══ Records for the task

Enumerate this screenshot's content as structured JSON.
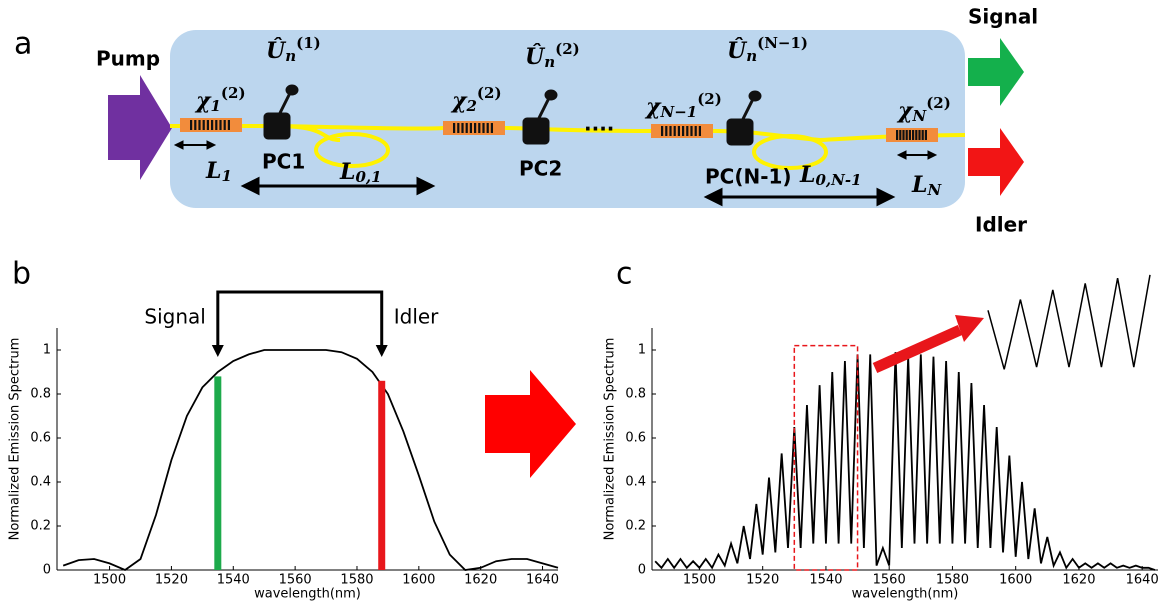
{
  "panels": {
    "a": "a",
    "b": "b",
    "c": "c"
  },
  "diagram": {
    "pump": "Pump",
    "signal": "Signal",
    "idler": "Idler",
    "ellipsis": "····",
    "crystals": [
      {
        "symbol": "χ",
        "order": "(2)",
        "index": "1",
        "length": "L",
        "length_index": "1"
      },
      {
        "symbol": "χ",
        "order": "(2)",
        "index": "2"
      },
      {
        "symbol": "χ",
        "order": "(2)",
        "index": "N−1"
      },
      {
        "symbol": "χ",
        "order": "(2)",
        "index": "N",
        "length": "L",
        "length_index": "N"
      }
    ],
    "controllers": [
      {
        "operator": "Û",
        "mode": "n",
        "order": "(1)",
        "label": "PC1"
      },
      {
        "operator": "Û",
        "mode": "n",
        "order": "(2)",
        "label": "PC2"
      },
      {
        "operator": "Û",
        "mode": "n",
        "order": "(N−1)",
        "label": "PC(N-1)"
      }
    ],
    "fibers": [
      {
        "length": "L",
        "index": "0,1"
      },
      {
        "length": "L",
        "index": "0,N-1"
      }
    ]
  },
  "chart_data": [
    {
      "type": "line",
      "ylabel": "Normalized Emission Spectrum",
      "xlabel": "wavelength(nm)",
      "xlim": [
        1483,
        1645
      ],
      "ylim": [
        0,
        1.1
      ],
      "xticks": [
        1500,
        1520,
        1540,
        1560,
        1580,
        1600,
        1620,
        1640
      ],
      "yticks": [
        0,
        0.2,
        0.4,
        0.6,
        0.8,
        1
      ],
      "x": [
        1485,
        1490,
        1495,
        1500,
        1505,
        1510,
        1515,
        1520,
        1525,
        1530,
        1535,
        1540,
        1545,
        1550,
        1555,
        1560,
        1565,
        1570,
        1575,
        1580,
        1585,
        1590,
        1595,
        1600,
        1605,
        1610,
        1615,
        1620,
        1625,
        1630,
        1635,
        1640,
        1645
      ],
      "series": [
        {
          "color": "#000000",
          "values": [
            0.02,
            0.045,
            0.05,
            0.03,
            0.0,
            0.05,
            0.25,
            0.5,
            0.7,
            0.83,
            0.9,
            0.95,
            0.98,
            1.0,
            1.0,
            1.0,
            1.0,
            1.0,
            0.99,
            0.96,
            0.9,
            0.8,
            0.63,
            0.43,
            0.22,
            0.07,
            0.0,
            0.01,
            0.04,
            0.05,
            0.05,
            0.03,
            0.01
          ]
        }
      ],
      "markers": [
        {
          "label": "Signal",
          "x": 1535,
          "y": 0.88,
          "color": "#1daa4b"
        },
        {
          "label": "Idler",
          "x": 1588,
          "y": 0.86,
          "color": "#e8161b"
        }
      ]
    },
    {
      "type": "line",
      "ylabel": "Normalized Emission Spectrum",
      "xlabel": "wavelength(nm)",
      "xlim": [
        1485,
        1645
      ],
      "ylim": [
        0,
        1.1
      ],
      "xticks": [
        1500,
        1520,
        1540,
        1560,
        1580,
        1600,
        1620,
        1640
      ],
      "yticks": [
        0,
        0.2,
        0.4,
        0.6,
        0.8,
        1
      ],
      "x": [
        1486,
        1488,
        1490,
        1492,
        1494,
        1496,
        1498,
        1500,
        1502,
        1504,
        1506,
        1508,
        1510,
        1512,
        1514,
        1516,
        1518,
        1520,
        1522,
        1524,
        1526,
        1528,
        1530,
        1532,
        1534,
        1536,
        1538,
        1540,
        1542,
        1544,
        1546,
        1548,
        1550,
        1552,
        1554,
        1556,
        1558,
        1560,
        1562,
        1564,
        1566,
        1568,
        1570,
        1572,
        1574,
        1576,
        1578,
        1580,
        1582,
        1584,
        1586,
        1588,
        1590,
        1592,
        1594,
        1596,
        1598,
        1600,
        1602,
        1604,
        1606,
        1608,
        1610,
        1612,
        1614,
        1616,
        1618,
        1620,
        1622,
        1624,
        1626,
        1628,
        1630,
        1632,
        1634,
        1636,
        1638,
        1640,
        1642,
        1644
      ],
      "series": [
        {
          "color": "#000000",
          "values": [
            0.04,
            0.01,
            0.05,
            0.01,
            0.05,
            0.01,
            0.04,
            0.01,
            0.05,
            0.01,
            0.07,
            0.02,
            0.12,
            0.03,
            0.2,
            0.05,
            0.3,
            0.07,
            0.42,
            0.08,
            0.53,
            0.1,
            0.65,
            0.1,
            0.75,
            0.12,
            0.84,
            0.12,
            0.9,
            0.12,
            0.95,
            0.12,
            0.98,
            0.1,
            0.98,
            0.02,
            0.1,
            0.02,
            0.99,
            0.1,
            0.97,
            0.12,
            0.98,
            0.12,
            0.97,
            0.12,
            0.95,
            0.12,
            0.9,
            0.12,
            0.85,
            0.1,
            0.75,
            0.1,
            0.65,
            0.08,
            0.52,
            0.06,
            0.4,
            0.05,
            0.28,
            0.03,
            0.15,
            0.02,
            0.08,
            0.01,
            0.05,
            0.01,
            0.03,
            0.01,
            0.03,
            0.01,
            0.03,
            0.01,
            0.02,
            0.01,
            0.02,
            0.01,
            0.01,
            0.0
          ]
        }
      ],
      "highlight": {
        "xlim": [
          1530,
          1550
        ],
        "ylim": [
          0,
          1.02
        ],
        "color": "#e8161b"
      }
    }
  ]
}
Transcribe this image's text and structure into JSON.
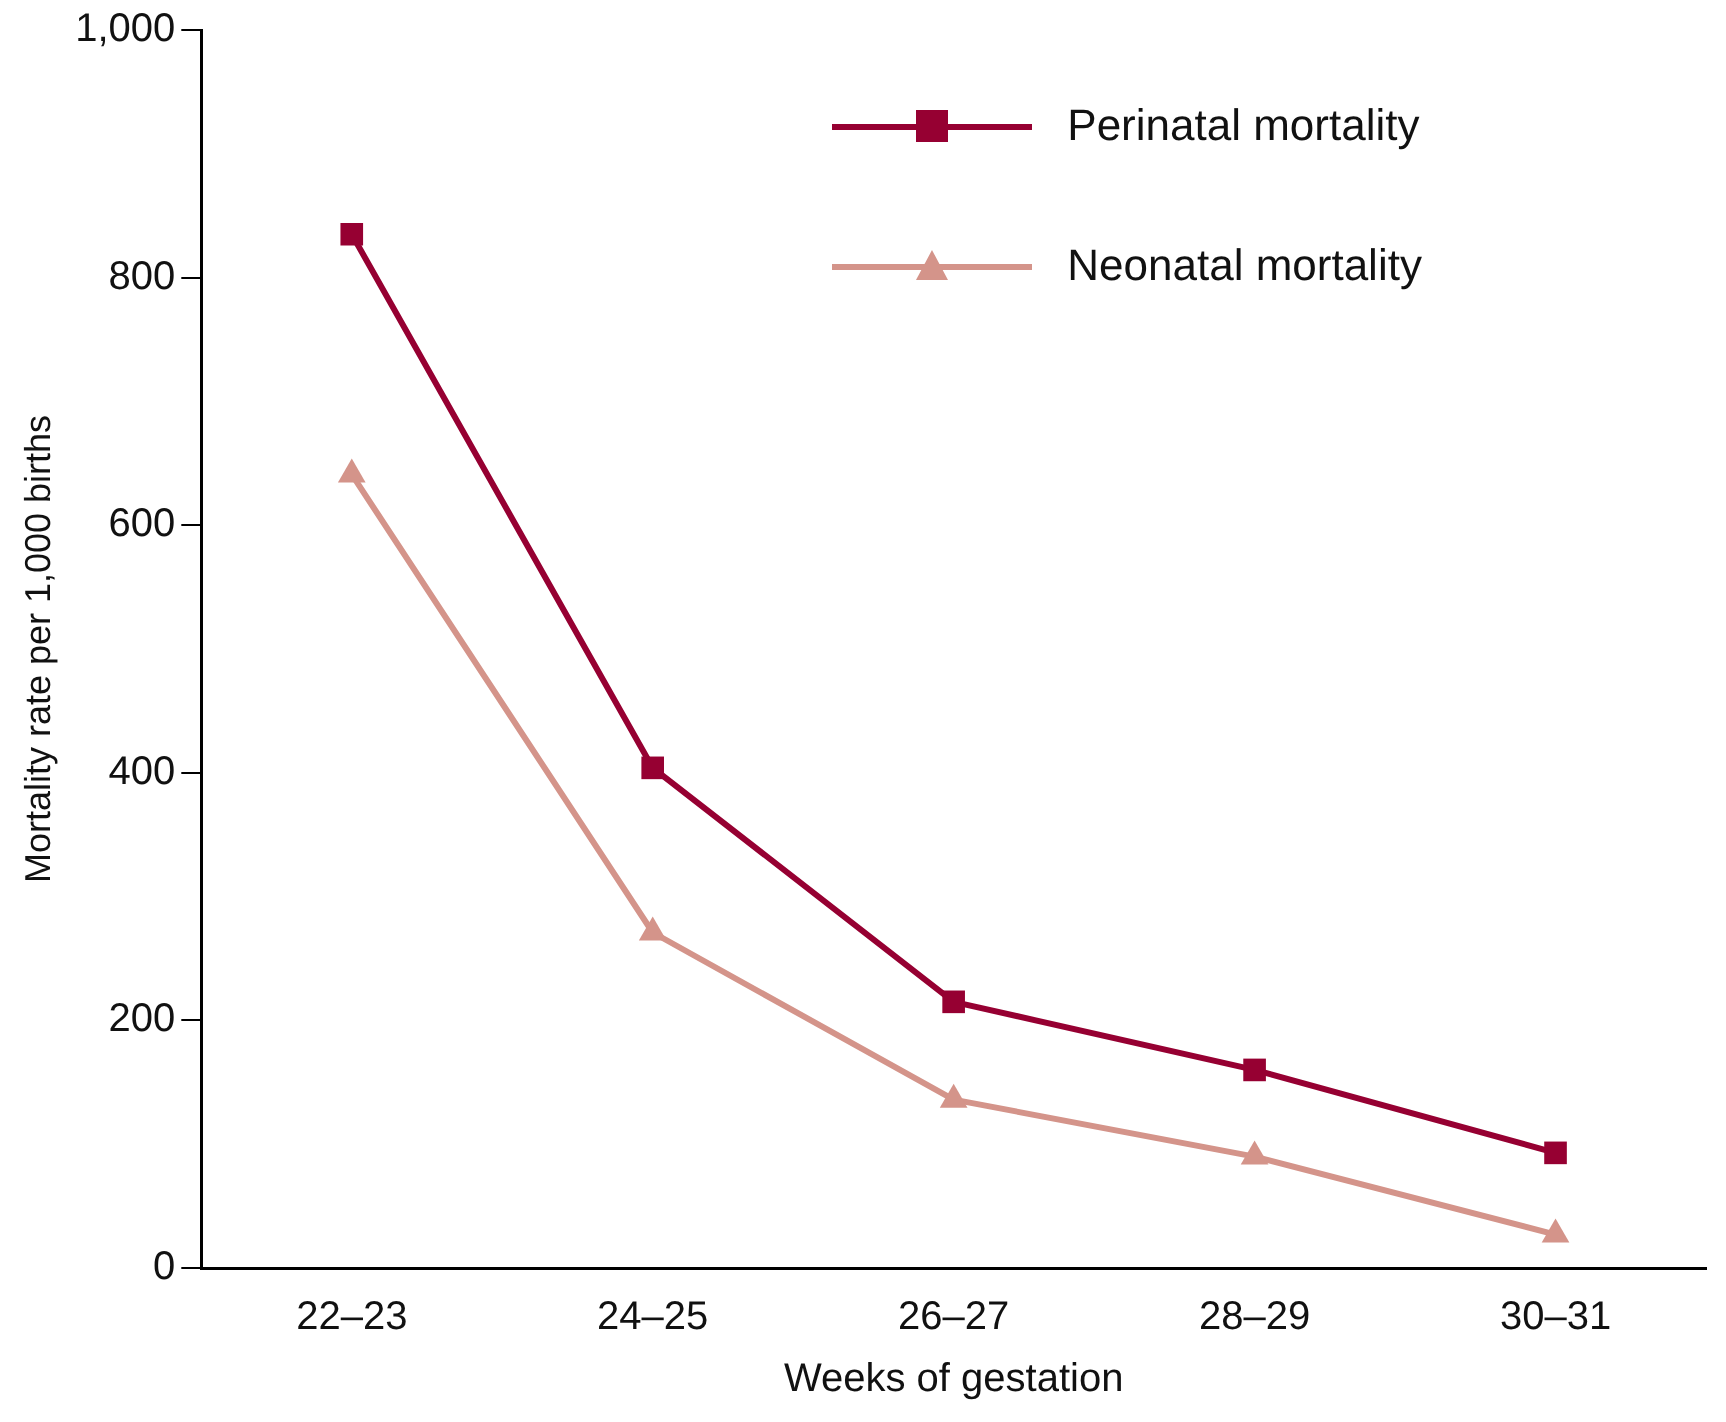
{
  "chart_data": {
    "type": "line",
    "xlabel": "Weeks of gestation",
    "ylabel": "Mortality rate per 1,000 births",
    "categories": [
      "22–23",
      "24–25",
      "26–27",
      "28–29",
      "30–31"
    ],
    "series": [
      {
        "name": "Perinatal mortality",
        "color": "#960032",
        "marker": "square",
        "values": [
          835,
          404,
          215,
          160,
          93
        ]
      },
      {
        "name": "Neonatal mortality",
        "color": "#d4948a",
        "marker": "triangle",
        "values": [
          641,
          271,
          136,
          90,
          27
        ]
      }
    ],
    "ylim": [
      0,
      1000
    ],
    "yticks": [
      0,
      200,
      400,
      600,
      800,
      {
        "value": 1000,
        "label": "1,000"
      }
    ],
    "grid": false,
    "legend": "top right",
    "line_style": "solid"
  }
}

════

### Stated exercise
All records above are to be printed exactly, minus the pictures they contain.

### Task solution
Enumerate this screenshot's content as structured JSON.
{
  "panels": {
    "a": "a",
    "b": "b",
    "c": "c"
  },
  "diagram": {
    "pump": "Pump",
    "signal": "Signal",
    "idler": "Idler",
    "ellipsis": "····",
    "crystals": [
      {
        "symbol": "χ",
        "order": "(2)",
        "index": "1",
        "length": "L",
        "length_index": "1"
      },
      {
        "symbol": "χ",
        "order": "(2)",
        "index": "2"
      },
      {
        "symbol": "χ",
        "order": "(2)",
        "index": "N−1"
      },
      {
        "symbol": "χ",
        "order": "(2)",
        "index": "N",
        "length": "L",
        "length_index": "N"
      }
    ],
    "controllers": [
      {
        "operator": "Û",
        "mode": "n",
        "order": "(1)",
        "label": "PC1"
      },
      {
        "operator": "Û",
        "mode": "n",
        "order": "(2)",
        "label": "PC2"
      },
      {
        "operator": "Û",
        "mode": "n",
        "order": "(N−1)",
        "label": "PC(N-1)"
      }
    ],
    "fibers": [
      {
        "length": "L",
        "index": "0,1"
      },
      {
        "length": "L",
        "index": "0,N-1"
      }
    ]
  },
  "chart_data": [
    {
      "type": "line",
      "ylabel": "Normalized Emission Spectrum",
      "xlabel": "wavelength(nm)",
      "xlim": [
        1483,
        1645
      ],
      "ylim": [
        0,
        1.1
      ],
      "xticks": [
        1500,
        1520,
        1540,
        1560,
        1580,
        1600,
        1620,
        1640
      ],
      "yticks": [
        0,
        0.2,
        0.4,
        0.6,
        0.8,
        1
      ],
      "x": [
        1485,
        1490,
        1495,
        1500,
        1505,
        1510,
        1515,
        1520,
        1525,
        1530,
        1535,
        1540,
        1545,
        1550,
        1555,
        1560,
        1565,
        1570,
        1575,
        1580,
        1585,
        1590,
        1595,
        1600,
        1605,
        1610,
        1615,
        1620,
        1625,
        1630,
        1635,
        1640,
        1645
      ],
      "series": [
        {
          "color": "#000000",
          "values": [
            0.02,
            0.045,
            0.05,
            0.03,
            0.0,
            0.05,
            0.25,
            0.5,
            0.7,
            0.83,
            0.9,
            0.95,
            0.98,
            1.0,
            1.0,
            1.0,
            1.0,
            1.0,
            0.99,
            0.96,
            0.9,
            0.8,
            0.63,
            0.43,
            0.22,
            0.07,
            0.0,
            0.01,
            0.04,
            0.05,
            0.05,
            0.03,
            0.01
          ]
        }
      ],
      "markers": [
        {
          "label": "Signal",
          "x": 1535,
          "y": 0.88,
          "color": "#1daa4b"
        },
        {
          "label": "Idler",
          "x": 1588,
          "y": 0.86,
          "color": "#e8161b"
        }
      ]
    },
    {
      "type": "line",
      "ylabel": "Normalized Emission Spectrum",
      "xlabel": "wavelength(nm)",
      "xlim": [
        1485,
        1645
      ],
      "ylim": [
        0,
        1.1
      ],
      "xticks": [
        1500,
        1520,
        1540,
        1560,
        1580,
        1600,
        1620,
        1640
      ],
      "yticks": [
        0,
        0.2,
        0.4,
        0.6,
        0.8,
        1
      ],
      "x": [
        1486,
        1488,
        1490,
        1492,
        1494,
        1496,
        1498,
        1500,
        1502,
        1504,
        1506,
        1508,
        1510,
        1512,
        1514,
        1516,
        1518,
        1520,
        1522,
        1524,
        1526,
        1528,
        1530,
        1532,
        1534,
        1536,
        1538,
        1540,
        1542,
        1544,
        1546,
        1548,
        1550,
        1552,
        1554,
        1556,
        1558,
        1560,
        1562,
        1564,
        1566,
        1568,
        1570,
        1572,
        1574,
        1576,
        1578,
        1580,
        1582,
        1584,
        1586,
        1588,
        1590,
        1592,
        1594,
        1596,
        1598,
        1600,
        1602,
        1604,
        1606,
        1608,
        1610,
        1612,
        1614,
        1616,
        1618,
        1620,
        1622,
        1624,
        1626,
        1628,
        1630,
        1632,
        1634,
        1636,
        1638,
        1640,
        1642,
        1644
      ],
      "series": [
        {
          "color": "#000000",
          "values": [
            0.04,
            0.01,
            0.05,
            0.01,
            0.05,
            0.01,
            0.04,
            0.01,
            0.05,
            0.01,
            0.07,
            0.02,
            0.12,
            0.03,
            0.2,
            0.05,
            0.3,
            0.07,
            0.42,
            0.08,
            0.53,
            0.1,
            0.65,
            0.1,
            0.75,
            0.12,
            0.84,
            0.12,
            0.9,
            0.12,
            0.95,
            0.12,
            0.98,
            0.1,
            0.98,
            0.02,
            0.1,
            0.02,
            0.99,
            0.1,
            0.97,
            0.12,
            0.98,
            0.12,
            0.97,
            0.12,
            0.95,
            0.12,
            0.9,
            0.12,
            0.85,
            0.1,
            0.75,
            0.1,
            0.65,
            0.08,
            0.52,
            0.06,
            0.4,
            0.05,
            0.28,
            0.03,
            0.15,
            0.02,
            0.08,
            0.01,
            0.05,
            0.01,
            0.03,
            0.01,
            0.03,
            0.01,
            0.03,
            0.01,
            0.02,
            0.01,
            0.02,
            0.01,
            0.01,
            0.0
          ]
        }
      ],
      "highlight": {
        "xlim": [
          1530,
          1550
        ],
        "ylim": [
          0,
          1.02
        ],
        "color": "#e8161b"
      }
    }
  ]
}
Transcribe this image's text and structure into JSON.
{
  "chart_data": {
    "type": "line",
    "xlabel": "Weeks of gestation",
    "ylabel": "Mortality rate per 1,000 births",
    "categories": [
      "22–23",
      "24–25",
      "26–27",
      "28–29",
      "30–31"
    ],
    "series": [
      {
        "name": "Perinatal mortality",
        "color": "#960032",
        "marker": "square",
        "values": [
          835,
          404,
          215,
          160,
          93
        ]
      },
      {
        "name": "Neonatal mortality",
        "color": "#d4948a",
        "marker": "triangle",
        "values": [
          641,
          271,
          136,
          90,
          27
        ]
      }
    ],
    "ylim": [
      0,
      1000
    ],
    "yticks": [
      0,
      200,
      400,
      600,
      800,
      {
        "value": 1000,
        "label": "1,000"
      }
    ],
    "grid": false,
    "legend": "top right",
    "line_style": "solid"
  }
}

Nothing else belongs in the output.